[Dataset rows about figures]
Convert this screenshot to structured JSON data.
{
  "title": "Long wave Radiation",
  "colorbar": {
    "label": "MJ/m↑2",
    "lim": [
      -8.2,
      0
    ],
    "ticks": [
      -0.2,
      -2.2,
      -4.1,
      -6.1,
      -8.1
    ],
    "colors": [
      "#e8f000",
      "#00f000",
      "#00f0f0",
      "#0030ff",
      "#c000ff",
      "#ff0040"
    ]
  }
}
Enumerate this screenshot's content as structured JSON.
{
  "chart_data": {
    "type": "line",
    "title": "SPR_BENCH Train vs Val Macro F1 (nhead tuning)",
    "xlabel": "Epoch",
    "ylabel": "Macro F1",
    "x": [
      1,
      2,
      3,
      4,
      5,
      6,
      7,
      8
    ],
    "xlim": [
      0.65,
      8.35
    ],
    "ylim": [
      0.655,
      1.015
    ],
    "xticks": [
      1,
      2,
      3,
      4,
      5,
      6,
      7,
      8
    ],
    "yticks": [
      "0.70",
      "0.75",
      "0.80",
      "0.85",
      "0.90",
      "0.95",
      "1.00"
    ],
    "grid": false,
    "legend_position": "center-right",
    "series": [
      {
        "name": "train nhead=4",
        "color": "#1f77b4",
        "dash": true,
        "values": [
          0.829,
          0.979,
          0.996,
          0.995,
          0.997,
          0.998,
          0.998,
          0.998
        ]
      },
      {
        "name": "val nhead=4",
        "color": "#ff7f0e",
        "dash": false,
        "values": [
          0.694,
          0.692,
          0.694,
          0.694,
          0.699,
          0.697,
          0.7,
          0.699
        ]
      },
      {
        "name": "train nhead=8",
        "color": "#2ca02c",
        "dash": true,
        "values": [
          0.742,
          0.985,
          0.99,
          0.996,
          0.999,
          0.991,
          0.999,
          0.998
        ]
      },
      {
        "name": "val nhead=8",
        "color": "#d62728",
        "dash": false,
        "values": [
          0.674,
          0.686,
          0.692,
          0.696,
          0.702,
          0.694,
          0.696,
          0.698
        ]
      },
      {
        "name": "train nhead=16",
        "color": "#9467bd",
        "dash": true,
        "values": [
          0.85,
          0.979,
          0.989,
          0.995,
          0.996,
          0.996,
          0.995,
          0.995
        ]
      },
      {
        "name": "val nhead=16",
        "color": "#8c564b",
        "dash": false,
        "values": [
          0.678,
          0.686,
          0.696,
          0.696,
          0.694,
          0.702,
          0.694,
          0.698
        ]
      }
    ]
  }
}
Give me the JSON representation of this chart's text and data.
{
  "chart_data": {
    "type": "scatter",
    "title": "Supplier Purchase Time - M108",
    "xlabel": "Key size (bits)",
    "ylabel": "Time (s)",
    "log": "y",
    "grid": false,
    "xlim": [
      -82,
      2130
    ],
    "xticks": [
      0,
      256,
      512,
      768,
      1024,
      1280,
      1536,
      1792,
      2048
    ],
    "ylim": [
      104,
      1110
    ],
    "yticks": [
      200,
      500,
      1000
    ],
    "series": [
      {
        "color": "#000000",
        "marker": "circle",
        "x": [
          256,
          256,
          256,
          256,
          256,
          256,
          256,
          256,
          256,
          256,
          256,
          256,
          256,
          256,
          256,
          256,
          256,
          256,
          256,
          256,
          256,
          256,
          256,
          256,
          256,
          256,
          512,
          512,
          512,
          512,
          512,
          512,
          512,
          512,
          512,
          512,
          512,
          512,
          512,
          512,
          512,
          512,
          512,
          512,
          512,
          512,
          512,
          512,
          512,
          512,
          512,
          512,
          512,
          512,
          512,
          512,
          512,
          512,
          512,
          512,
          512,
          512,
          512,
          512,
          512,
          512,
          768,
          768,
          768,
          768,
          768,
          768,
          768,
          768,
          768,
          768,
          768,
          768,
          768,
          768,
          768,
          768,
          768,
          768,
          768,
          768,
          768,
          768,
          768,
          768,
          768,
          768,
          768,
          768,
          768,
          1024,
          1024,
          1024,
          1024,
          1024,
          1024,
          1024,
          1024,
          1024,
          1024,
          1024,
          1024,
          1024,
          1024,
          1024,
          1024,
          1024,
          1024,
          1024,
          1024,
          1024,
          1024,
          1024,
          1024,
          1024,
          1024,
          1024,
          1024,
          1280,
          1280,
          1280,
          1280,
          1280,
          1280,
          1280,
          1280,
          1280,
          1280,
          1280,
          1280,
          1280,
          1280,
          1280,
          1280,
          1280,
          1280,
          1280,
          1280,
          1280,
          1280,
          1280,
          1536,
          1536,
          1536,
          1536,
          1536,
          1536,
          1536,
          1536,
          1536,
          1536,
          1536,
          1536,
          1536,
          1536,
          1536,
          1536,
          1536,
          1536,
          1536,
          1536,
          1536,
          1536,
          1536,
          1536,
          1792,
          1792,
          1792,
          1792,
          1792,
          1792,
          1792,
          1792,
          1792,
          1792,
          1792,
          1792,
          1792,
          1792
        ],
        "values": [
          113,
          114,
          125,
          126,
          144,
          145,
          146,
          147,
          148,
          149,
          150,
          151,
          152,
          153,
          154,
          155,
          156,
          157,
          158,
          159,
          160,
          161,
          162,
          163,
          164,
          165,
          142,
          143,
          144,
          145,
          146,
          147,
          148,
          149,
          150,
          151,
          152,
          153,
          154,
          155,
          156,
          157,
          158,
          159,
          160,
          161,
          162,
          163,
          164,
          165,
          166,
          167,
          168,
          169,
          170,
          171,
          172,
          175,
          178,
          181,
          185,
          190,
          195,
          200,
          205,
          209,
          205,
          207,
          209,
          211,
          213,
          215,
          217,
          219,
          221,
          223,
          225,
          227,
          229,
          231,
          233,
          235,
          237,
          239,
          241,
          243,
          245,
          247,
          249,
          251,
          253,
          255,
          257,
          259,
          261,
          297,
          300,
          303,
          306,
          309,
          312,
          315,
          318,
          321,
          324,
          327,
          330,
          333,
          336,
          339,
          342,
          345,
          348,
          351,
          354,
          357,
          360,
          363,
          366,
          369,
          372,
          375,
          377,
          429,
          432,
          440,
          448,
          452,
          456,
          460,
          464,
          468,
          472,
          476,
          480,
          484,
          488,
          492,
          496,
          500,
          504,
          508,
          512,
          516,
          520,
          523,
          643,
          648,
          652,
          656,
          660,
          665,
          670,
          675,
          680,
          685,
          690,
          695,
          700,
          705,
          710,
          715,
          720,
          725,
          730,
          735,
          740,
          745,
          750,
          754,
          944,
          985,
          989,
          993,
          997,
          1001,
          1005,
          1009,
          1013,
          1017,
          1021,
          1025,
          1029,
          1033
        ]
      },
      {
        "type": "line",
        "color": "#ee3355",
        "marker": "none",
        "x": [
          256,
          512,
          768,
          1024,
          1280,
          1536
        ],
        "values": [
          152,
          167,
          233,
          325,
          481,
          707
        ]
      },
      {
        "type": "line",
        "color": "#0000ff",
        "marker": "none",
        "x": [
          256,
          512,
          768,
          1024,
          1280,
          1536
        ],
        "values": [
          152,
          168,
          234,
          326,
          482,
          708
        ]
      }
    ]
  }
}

◆ What you should do ◆
The records above must be repeated exactly, every one of them.

◆ Solution to the exercise ◆
Convert this screenshot to structured JSON data.
{
  "title": "Long wave Radiation",
  "colorbar": {
    "label": "MJ/m↑2",
    "lim": [
      -8.2,
      0
    ],
    "ticks": [
      -0.2,
      -2.2,
      -4.1,
      -6.1,
      -8.1
    ],
    "colors": [
      "#e8f000",
      "#00f000",
      "#00f0f0",
      "#0030ff",
      "#c000ff",
      "#ff0040"
    ]
  }
}
Enumerate this screenshot's content as structured JSON.
{
  "chart_data": {
    "type": "line",
    "title": "SPR_BENCH Train vs Val Macro F1 (nhead tuning)",
    "xlabel": "Epoch",
    "ylabel": "Macro F1",
    "x": [
      1,
      2,
      3,
      4,
      5,
      6,
      7,
      8
    ],
    "xlim": [
      0.65,
      8.35
    ],
    "ylim": [
      0.655,
      1.015
    ],
    "xticks": [
      1,
      2,
      3,
      4,
      5,
      6,
      7,
      8
    ],
    "yticks": [
      "0.70",
      "0.75",
      "0.80",
      "0.85",
      "0.90",
      "0.95",
      "1.00"
    ],
    "grid": false,
    "legend_position": "center-right",
    "series": [
      {
        "name": "train nhead=4",
        "color": "#1f77b4",
        "dash": true,
        "values": [
          0.829,
          0.979,
          0.996,
          0.995,
          0.997,
          0.998,
          0.998,
          0.998
        ]
      },
      {
        "name": "val nhead=4",
        "color": "#ff7f0e",
        "dash": false,
        "values": [
          0.694,
          0.692,
          0.694,
          0.694,
          0.699,
          0.697,
          0.7,
          0.699
        ]
      },
      {
        "name": "train nhead=8",
        "color": "#2ca02c",
        "dash": true,
        "values": [
          0.742,
          0.985,
          0.99,
          0.996,
          0.999,
          0.991,
          0.999,
          0.998
        ]
      },
      {
        "name": "val nhead=8",
        "color": "#d62728",
        "dash": false,
        "values": [
          0.674,
          0.686,
          0.692,
          0.696,
          0.702,
          0.694,
          0.696,
          0.698
        ]
      },
      {
        "name": "train nhead=16",
        "color": "#9467bd",
        "dash": true,
        "values": [
          0.85,
          0.979,
          0.989,
          0.995,
          0.996,
          0.996,
          0.995,
          0.995
        ]
      },
      {
        "name": "val nhead=16",
        "color": "#8c564b",
        "dash": false,
        "values": [
          0.678,
          0.686,
          0.696,
          0.696,
          0.694,
          0.702,
          0.694,
          0.698
        ]
      }
    ]
  }
}
Give me the JSON representation of this chart's text and data.
{
  "chart_data": {
    "type": "scatter",
    "title": "Supplier Purchase Time - M108",
    "xlabel": "Key size (bits)",
    "ylabel": "Time (s)",
    "log": "y",
    "grid": false,
    "xlim": [
      -82,
      2130
    ],
    "xticks": [
      0,
      256,
      512,
      768,
      1024,
      1280,
      1536,
      1792,
      2048
    ],
    "ylim": [
      104,
      1110
    ],
    "yticks": [
      200,
      500,
      1000
    ],
    "series": [
      {
        "color": "#000000",
        "marker": "circle",
        "x": [
          256,
          256,
          256,
          256,
          256,
          256,
          256,
          256,
          256,
          256,
          256,
          256,
          256,
          256,
          256,
          256,
          256,
          256,
          256,
          256,
          256,
          256,
          256,
          256,
          256,
          256,
          512,
          512,
          512,
          512,
          512,
          512,
          512,
          512,
          512,
          512,
          512,
          512,
          512,
          512,
          512,
          512,
          512,
          512,
          512,
          512,
          512,
          512,
          512,
          512,
          512,
          512,
          512,
          512,
          512,
          512,
          512,
          512,
          512,
          512,
          512,
          512,
          512,
          512,
          512,
          512,
          768,
          768,
          768,
          768,
          768,
          768,
          768,
          768,
          768,
          768,
          768,
          768,
          768,
          768,
          768,
          768,
          768,
          768,
          768,
          768,
          768,
          768,
          768,
          768,
          768,
          768,
          768,
          768,
          768,
          1024,
          1024,
          1024,
          1024,
          1024,
          1024,
          1024,
          1024,
          1024,
          1024,
          1024,
          1024,
          1024,
          1024,
          1024,
          1024,
          1024,
          1024,
          1024,
          1024,
          1024,
          1024,
          1024,
          1024,
          1024,
          1024,
          1024,
          1024,
          1280,
          1280,
          1280,
          1280,
          1280,
          1280,
          1280,
          1280,
          1280,
          1280,
          1280,
          1280,
          1280,
          1280,
          1280,
          1280,
          1280,
          1280,
          1280,
          1280,
          1280,
          1280,
          1280,
          1536,
          1536,
          1536,
          1536,
          1536,
          1536,
          1536,
          1536,
          1536,
          1536,
          1536,
          1536,
          1536,
          1536,
          1536,
          1536,
          1536,
          1536,
          1536,
          1536,
          1536,
          1536,
          1536,
          1536,
          1792,
          1792,
          1792,
          1792,
          1792,
          1792,
          1792,
          1792,
          1792,
          1792,
          1792,
          1792,
          1792,
          1792
        ],
        "values": [
          113,
          114,
          125,
          126,
          144,
          145,
          146,
          147,
          148,
          149,
          150,
          151,
          152,
          153,
          154,
          155,
          156,
          157,
          158,
          159,
          160,
          161,
          162,
          163,
          164,
          165,
          142,
          143,
          144,
          145,
          146,
          147,
          148,
          149,
          150,
          151,
          152,
          153,
          154,
          155,
          156,
          157,
          158,
          159,
          160,
          161,
          162,
          163,
          164,
          165,
          166,
          167,
          168,
          169,
          170,
          171,
          172,
          175,
          178,
          181,
          185,
          190,
          195,
          200,
          205,
          209,
          205,
          207,
          209,
          211,
          213,
          215,
          217,
          219,
          221,
          223,
          225,
          227,
          229,
          231,
          233,
          235,
          237,
          239,
          241,
          243,
          245,
          247,
          249,
          251,
          253,
          255,
          257,
          259,
          261,
          297,
          300,
          303,
          306,
          309,
          312,
          315,
          318,
          321,
          324,
          327,
          330,
          333,
          336,
          339,
          342,
          345,
          348,
          351,
          354,
          357,
          360,
          363,
          366,
          369,
          372,
          375,
          377,
          429,
          432,
          440,
          448,
          452,
          456,
          460,
          464,
          468,
          472,
          476,
          480,
          484,
          488,
          492,
          496,
          500,
          504,
          508,
          512,
          516,
          520,
          523,
          643,
          648,
          652,
          656,
          660,
          665,
          670,
          675,
          680,
          685,
          690,
          695,
          700,
          705,
          710,
          715,
          720,
          725,
          730,
          735,
          740,
          745,
          750,
          754,
          944,
          985,
          989,
          993,
          997,
          1001,
          1005,
          1009,
          1013,
          1017,
          1021,
          1025,
          1029,
          1033
        ]
      },
      {
        "type": "line",
        "color": "#ee3355",
        "marker": "none",
        "x": [
          256,
          512,
          768,
          1024,
          1280,
          1536
        ],
        "values": [
          152,
          167,
          233,
          325,
          481,
          707
        ]
      },
      {
        "type": "line",
        "color": "#0000ff",
        "marker": "none",
        "x": [
          256,
          512,
          768,
          1024,
          1280,
          1536
        ],
        "values": [
          152,
          168,
          234,
          326,
          482,
          708
        ]
      }
    ]
  }
}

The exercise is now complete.